Instructions to follow ->
Without omitting anything, retype the data that follows.

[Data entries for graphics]
◆ ◆ ◆ ◆

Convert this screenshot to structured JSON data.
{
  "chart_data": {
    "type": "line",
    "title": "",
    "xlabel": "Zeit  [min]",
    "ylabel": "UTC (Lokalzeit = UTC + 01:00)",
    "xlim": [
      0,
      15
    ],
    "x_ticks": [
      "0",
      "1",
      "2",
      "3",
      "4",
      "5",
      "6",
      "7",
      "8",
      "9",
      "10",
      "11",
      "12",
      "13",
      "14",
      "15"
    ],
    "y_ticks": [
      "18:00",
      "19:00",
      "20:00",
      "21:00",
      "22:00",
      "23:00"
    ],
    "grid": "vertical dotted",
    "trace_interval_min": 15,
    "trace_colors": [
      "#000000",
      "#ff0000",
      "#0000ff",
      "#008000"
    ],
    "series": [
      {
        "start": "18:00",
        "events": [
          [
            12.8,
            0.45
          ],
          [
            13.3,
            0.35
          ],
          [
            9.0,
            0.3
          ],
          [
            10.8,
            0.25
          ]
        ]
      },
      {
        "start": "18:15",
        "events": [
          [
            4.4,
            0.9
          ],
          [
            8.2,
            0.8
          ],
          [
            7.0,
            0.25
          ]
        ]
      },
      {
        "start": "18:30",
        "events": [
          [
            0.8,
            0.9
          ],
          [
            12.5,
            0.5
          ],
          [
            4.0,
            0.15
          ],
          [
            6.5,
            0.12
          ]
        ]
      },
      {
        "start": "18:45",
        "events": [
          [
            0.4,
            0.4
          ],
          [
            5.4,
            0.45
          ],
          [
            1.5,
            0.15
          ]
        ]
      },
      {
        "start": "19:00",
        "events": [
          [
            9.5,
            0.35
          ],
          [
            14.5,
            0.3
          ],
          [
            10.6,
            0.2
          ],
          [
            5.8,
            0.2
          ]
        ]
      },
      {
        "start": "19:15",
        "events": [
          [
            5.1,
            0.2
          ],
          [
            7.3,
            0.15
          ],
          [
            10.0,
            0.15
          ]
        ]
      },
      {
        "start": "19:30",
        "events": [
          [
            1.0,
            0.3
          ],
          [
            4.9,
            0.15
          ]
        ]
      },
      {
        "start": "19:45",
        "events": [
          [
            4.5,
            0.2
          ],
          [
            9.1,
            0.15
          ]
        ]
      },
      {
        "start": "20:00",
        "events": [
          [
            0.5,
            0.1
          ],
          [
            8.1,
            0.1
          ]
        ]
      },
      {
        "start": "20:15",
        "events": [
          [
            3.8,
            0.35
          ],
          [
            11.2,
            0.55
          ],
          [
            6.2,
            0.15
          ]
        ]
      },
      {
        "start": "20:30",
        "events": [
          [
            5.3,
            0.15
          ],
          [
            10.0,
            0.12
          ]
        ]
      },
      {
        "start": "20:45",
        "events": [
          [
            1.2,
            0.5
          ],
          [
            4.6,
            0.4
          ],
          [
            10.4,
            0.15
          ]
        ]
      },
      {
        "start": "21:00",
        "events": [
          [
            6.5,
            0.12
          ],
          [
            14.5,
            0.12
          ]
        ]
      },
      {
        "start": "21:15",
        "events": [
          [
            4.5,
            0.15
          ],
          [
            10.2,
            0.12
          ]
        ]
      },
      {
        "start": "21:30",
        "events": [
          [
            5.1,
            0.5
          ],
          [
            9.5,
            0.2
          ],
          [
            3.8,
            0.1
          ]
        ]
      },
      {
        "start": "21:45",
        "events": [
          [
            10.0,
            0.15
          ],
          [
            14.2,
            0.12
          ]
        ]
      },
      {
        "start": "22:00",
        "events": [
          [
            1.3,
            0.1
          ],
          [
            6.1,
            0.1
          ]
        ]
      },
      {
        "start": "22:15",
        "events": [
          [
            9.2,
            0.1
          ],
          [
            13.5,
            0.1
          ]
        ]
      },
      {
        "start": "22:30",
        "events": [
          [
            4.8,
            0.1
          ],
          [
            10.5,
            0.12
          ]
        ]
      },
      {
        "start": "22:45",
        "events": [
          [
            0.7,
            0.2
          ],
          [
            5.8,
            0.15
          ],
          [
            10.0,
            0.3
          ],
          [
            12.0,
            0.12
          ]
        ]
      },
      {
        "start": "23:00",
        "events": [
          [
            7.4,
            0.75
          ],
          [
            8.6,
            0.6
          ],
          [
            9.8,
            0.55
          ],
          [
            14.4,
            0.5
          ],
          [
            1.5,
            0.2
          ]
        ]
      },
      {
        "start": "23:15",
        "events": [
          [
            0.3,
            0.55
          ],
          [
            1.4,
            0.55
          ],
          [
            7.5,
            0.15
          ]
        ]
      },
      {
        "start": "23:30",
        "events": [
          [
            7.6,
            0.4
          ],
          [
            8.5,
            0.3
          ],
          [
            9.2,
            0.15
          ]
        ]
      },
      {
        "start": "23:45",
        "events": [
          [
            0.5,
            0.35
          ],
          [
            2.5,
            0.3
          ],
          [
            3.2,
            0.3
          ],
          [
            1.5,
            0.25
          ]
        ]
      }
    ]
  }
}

◆ ◆ ◆ ◆

Answer to the task ->
Convert this screenshot to structured JSON data.
{
  "chart_data": {
    "type": "line",
    "title": "",
    "xlabel": "Zeit  [min]",
    "ylabel": "UTC (Lokalzeit = UTC + 01:00)",
    "xlim": [
      0,
      15
    ],
    "x_ticks": [
      "0",
      "1",
      "2",
      "3",
      "4",
      "5",
      "6",
      "7",
      "8",
      "9",
      "10",
      "11",
      "12",
      "13",
      "14",
      "15"
    ],
    "y_ticks": [
      "18:00",
      "19:00",
      "20:00",
      "21:00",
      "22:00",
      "23:00"
    ],
    "grid": "vertical dotted",
    "trace_interval_min": 15,
    "trace_colors": [
      "#000000",
      "#ff0000",
      "#0000ff",
      "#008000"
    ],
    "series": [
      {
        "start": "18:00",
        "events": [
          [
            12.8,
            0.45
          ],
          [
            13.3,
            0.35
          ],
          [
            9.0,
            0.3
          ],
          [
            10.8,
            0.25
          ]
        ]
      },
      {
        "start": "18:15",
        "events": [
          [
            4.4,
            0.9
          ],
          [
            8.2,
            0.8
          ],
          [
            7.0,
            0.25
          ]
        ]
      },
      {
        "start": "18:30",
        "events": [
          [
            0.8,
            0.9
          ],
          [
            12.5,
            0.5
          ],
          [
            4.0,
            0.15
          ],
          [
            6.5,
            0.12
          ]
        ]
      },
      {
        "start": "18:45",
        "events": [
          [
            0.4,
            0.4
          ],
          [
            5.4,
            0.45
          ],
          [
            1.5,
            0.15
          ]
        ]
      },
      {
        "start": "19:00",
        "events": [
          [
            9.5,
            0.35
          ],
          [
            14.5,
            0.3
          ],
          [
            10.6,
            0.2
          ],
          [
            5.8,
            0.2
          ]
        ]
      },
      {
        "start": "19:15",
        "events": [
          [
            5.1,
            0.2
          ],
          [
            7.3,
            0.15
          ],
          [
            10.0,
            0.15
          ]
        ]
      },
      {
        "start": "19:30",
        "events": [
          [
            1.0,
            0.3
          ],
          [
            4.9,
            0.15
          ]
        ]
      },
      {
        "start": "19:45",
        "events": [
          [
            4.5,
            0.2
          ],
          [
            9.1,
            0.15
          ]
        ]
      },
      {
        "start": "20:00",
        "events": [
          [
            0.5,
            0.1
          ],
          [
            8.1,
            0.1
          ]
        ]
      },
      {
        "start": "20:15",
        "events": [
          [
            3.8,
            0.35
          ],
          [
            11.2,
            0.55
          ],
          [
            6.2,
            0.15
          ]
        ]
      },
      {
        "start": "20:30",
        "events": [
          [
            5.3,
            0.15
          ],
          [
            10.0,
            0.12
          ]
        ]
      },
      {
        "start": "20:45",
        "events": [
          [
            1.2,
            0.5
          ],
          [
            4.6,
            0.4
          ],
          [
            10.4,
            0.15
          ]
        ]
      },
      {
        "start": "21:00",
        "events": [
          [
            6.5,
            0.12
          ],
          [
            14.5,
            0.12
          ]
        ]
      },
      {
        "start": "21:15",
        "events": [
          [
            4.5,
            0.15
          ],
          [
            10.2,
            0.12
          ]
        ]
      },
      {
        "start": "21:30",
        "events": [
          [
            5.1,
            0.5
          ],
          [
            9.5,
            0.2
          ],
          [
            3.8,
            0.1
          ]
        ]
      },
      {
        "start": "21:45",
        "events": [
          [
            10.0,
            0.15
          ],
          [
            14.2,
            0.12
          ]
        ]
      },
      {
        "start": "22:00",
        "events": [
          [
            1.3,
            0.1
          ],
          [
            6.1,
            0.1
          ]
        ]
      },
      {
        "start": "22:15",
        "events": [
          [
            9.2,
            0.1
          ],
          [
            13.5,
            0.1
          ]
        ]
      },
      {
        "start": "22:30",
        "events": [
          [
            4.8,
            0.1
          ],
          [
            10.5,
            0.12
          ]
        ]
      },
      {
        "start": "22:45",
        "events": [
          [
            0.7,
            0.2
          ],
          [
            5.8,
            0.15
          ],
          [
            10.0,
            0.3
          ],
          [
            12.0,
            0.12
          ]
        ]
      },
      {
        "start": "23:00",
        "events": [
          [
            7.4,
            0.75
          ],
          [
            8.6,
            0.6
          ],
          [
            9.8,
            0.55
          ],
          [
            14.4,
            0.5
          ],
          [
            1.5,
            0.2
          ]
        ]
      },
      {
        "start": "23:15",
        "events": [
          [
            0.3,
            0.55
          ],
          [
            1.4,
            0.55
          ],
          [
            7.5,
            0.15
          ]
        ]
      },
      {
        "start": "23:30",
        "events": [
          [
            7.6,
            0.4
          ],
          [
            8.5,
            0.3
          ],
          [
            9.2,
            0.15
          ]
        ]
      },
      {
        "start": "23:45",
        "events": [
          [
            0.5,
            0.35
          ],
          [
            2.5,
            0.3
          ],
          [
            3.2,
            0.3
          ],
          [
            1.5,
            0.25
          ]
        ]
      }
    ]
  }
}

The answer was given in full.